____ Entries supplied
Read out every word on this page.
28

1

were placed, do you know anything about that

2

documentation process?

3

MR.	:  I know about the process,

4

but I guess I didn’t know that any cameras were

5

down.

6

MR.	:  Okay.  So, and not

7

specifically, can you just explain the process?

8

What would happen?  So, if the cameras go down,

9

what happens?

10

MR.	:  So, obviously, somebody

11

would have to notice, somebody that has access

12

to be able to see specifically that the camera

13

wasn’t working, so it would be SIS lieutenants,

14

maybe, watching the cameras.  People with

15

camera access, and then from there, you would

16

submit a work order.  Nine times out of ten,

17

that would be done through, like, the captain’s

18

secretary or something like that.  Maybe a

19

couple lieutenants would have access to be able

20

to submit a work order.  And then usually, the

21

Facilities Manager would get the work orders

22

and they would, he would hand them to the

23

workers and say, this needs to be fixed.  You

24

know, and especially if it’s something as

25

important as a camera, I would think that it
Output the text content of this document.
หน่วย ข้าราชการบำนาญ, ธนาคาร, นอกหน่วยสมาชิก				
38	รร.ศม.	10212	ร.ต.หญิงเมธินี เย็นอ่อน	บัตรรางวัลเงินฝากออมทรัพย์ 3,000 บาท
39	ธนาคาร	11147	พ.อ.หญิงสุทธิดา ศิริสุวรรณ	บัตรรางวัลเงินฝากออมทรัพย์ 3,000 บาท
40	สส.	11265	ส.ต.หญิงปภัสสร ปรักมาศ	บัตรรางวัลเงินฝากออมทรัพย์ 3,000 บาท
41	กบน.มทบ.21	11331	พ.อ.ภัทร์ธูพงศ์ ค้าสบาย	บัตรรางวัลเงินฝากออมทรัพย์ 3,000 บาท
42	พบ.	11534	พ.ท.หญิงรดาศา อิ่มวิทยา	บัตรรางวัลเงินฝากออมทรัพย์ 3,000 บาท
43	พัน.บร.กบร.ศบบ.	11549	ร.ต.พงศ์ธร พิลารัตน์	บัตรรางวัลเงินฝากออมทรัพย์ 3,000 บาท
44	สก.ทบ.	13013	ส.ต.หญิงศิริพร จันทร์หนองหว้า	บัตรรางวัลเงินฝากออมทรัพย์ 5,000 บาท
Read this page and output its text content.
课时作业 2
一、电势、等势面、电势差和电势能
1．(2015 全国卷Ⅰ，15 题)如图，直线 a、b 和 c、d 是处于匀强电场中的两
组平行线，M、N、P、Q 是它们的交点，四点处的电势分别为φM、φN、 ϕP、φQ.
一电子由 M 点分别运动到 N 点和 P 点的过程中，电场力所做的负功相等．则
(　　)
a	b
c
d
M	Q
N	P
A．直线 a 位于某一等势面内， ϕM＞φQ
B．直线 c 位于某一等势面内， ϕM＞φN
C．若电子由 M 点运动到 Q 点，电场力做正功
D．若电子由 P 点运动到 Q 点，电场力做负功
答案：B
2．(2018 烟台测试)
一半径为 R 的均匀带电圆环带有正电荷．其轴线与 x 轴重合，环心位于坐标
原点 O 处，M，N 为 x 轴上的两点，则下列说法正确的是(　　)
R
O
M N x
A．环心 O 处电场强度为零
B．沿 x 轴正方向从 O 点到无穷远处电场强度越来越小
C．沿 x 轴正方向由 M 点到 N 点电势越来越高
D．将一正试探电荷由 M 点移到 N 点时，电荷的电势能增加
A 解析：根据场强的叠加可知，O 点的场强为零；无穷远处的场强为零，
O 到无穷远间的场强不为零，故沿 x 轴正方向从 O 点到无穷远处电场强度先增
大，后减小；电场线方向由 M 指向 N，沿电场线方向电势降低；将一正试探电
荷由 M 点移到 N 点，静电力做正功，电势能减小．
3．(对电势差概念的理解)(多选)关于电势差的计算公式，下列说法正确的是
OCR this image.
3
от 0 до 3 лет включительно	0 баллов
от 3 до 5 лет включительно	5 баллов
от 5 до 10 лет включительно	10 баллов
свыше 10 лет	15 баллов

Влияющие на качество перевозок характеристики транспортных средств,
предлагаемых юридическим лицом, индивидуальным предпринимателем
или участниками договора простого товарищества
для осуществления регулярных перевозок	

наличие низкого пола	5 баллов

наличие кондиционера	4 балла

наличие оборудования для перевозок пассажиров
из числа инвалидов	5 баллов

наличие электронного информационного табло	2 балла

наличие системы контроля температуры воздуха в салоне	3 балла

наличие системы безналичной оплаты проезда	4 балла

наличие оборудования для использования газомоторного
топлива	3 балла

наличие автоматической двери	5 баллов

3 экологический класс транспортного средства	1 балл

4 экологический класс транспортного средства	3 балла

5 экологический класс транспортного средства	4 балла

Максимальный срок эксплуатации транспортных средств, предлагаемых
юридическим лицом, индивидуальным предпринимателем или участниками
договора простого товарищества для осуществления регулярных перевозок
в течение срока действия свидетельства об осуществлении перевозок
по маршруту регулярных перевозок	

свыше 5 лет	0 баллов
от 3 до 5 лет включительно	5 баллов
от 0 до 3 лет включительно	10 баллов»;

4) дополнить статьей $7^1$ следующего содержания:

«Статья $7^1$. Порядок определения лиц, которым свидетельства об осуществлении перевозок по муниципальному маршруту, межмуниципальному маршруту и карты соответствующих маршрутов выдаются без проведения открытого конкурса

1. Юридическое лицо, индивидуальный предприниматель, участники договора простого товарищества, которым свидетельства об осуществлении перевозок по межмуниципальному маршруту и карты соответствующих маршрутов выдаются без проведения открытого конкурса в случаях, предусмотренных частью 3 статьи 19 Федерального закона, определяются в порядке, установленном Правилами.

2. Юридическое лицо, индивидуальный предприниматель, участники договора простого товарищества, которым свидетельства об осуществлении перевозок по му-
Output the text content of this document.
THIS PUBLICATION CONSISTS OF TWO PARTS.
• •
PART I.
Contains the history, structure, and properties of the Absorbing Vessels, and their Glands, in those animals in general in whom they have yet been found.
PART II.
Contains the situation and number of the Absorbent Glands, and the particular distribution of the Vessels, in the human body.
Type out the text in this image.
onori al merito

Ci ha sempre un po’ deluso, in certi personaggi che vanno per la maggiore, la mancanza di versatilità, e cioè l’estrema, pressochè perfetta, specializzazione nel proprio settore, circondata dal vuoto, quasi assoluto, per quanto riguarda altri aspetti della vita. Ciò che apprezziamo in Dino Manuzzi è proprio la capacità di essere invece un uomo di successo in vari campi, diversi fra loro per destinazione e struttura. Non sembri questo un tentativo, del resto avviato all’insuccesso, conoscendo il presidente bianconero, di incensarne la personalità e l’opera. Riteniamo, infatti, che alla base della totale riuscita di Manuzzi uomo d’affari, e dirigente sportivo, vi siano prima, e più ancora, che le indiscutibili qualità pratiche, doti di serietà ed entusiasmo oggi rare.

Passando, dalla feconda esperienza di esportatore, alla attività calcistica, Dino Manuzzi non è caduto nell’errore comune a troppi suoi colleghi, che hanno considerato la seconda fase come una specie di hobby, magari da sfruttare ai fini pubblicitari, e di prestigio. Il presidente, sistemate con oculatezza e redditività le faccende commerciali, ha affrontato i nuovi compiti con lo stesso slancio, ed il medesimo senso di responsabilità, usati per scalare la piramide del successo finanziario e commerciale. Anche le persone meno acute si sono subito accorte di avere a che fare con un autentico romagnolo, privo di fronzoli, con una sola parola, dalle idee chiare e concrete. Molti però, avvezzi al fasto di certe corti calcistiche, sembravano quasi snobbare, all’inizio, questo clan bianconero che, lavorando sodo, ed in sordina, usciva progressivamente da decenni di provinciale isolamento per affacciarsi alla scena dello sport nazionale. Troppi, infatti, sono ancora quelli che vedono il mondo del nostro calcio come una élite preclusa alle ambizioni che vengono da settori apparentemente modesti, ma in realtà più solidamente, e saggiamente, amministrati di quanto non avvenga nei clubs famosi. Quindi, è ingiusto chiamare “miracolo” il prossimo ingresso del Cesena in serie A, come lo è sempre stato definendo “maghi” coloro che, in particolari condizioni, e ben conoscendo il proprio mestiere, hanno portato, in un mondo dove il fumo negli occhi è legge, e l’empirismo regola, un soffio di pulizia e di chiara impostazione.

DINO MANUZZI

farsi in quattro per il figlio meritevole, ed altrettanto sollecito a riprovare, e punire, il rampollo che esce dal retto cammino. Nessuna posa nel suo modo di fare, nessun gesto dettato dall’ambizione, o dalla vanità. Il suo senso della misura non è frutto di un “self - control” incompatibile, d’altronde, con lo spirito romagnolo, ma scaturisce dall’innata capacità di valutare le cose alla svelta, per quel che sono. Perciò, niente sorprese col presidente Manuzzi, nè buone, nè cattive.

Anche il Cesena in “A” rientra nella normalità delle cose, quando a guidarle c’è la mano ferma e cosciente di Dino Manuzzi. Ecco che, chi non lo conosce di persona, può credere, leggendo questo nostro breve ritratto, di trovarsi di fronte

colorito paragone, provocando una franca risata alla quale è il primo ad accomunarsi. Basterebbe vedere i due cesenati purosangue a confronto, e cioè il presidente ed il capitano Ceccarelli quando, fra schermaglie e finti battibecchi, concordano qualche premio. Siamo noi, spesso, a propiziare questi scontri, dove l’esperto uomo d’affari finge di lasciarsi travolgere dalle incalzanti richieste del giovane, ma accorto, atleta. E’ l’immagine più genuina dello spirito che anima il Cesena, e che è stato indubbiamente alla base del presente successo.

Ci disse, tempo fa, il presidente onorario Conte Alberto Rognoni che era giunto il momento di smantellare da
________
▶ [Goal] Collect the lines that hold "specifically".

▶ [Complete response]
specifically, can you just explain the process?
to be able to see specifically that the camera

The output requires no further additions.